*SOURCE DATA:*
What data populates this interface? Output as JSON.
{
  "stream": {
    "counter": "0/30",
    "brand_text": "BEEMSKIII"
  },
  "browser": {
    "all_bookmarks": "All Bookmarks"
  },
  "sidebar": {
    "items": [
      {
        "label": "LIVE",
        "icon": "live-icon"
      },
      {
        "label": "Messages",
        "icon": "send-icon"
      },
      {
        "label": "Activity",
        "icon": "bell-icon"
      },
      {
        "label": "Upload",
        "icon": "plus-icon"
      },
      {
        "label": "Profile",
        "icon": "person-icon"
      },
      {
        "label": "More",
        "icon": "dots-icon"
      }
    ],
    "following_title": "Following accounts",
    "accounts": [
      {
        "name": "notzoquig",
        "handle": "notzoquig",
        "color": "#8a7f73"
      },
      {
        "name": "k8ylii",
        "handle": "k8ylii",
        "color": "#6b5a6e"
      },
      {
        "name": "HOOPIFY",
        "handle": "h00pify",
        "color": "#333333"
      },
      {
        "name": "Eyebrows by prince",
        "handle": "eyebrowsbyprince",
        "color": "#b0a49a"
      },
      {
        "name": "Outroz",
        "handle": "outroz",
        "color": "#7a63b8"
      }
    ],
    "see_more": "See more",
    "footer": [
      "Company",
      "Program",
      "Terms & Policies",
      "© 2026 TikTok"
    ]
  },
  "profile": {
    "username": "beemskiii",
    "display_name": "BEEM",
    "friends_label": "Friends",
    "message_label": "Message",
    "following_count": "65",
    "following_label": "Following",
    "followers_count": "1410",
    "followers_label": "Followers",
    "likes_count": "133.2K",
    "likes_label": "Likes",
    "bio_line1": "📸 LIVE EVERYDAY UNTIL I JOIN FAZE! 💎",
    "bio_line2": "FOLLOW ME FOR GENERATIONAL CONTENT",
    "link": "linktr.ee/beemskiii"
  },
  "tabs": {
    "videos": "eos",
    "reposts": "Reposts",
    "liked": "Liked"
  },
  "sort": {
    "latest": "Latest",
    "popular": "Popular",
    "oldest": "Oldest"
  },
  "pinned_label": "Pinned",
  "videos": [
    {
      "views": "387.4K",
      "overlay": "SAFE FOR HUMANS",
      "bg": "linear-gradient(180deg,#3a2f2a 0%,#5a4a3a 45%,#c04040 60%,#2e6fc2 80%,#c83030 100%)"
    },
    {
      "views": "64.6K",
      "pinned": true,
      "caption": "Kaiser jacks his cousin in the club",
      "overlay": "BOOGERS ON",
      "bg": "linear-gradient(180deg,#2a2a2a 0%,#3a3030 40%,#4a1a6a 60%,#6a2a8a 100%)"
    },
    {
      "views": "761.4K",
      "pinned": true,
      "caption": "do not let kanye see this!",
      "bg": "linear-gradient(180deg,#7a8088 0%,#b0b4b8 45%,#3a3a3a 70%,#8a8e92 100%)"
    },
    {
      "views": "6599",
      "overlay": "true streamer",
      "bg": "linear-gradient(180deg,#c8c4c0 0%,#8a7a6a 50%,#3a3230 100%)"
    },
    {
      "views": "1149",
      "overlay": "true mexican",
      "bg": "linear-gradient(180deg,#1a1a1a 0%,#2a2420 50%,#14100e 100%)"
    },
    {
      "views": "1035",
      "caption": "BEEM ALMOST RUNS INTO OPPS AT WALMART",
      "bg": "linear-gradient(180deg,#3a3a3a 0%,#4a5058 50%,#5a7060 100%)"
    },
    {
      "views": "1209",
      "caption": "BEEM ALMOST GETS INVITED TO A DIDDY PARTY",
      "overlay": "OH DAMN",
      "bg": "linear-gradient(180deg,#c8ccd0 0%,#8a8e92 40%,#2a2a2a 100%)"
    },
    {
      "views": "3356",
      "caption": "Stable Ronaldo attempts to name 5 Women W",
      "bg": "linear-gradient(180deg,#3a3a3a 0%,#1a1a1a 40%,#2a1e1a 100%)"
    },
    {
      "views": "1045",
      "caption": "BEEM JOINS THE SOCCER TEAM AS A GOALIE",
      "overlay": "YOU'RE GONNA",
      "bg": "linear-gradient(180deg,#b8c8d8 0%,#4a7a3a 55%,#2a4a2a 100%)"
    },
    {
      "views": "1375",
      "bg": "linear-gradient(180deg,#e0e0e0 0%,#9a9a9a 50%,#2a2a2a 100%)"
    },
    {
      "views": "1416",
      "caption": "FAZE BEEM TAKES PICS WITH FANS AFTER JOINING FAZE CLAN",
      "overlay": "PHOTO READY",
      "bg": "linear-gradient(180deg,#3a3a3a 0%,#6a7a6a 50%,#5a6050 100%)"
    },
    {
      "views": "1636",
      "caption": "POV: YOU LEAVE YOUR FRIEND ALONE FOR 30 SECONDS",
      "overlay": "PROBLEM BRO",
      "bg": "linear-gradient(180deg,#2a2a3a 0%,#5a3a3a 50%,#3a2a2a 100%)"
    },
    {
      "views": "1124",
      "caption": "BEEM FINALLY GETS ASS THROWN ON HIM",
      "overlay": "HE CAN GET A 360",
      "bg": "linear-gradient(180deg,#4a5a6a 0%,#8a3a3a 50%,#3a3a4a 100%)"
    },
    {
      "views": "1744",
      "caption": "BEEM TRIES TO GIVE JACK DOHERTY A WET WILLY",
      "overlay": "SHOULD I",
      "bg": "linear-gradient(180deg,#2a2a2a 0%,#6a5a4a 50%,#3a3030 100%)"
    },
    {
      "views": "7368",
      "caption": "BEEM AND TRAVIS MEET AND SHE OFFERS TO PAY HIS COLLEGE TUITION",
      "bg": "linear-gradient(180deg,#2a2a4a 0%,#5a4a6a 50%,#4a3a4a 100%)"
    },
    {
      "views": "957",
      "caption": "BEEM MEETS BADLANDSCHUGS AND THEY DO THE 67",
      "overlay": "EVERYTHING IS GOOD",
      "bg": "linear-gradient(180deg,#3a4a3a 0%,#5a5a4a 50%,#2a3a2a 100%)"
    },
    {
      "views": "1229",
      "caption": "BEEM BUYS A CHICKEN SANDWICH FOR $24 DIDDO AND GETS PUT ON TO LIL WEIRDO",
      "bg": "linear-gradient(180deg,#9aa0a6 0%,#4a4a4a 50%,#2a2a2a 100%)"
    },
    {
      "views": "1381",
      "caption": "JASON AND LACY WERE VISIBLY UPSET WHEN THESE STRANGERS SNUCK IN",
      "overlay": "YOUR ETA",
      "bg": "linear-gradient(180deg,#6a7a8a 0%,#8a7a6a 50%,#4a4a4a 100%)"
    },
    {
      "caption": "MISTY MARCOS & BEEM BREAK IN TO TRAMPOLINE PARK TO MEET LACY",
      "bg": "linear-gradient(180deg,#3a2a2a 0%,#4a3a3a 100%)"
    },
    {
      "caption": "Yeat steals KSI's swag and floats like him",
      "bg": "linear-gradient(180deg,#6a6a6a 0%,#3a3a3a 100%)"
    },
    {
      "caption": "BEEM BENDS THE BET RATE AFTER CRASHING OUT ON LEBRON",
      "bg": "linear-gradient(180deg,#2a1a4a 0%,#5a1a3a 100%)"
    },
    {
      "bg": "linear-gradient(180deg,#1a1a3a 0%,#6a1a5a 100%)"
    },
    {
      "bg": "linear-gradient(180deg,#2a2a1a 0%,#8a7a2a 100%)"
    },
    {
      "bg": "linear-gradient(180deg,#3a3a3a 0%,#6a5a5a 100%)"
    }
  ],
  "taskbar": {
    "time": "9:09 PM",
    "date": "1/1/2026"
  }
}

*REQUEST:*
Locate each line containing the string "accounts" and show it.

*THE REPLY:*
    "following_title": "Following accounts",
    "accounts": [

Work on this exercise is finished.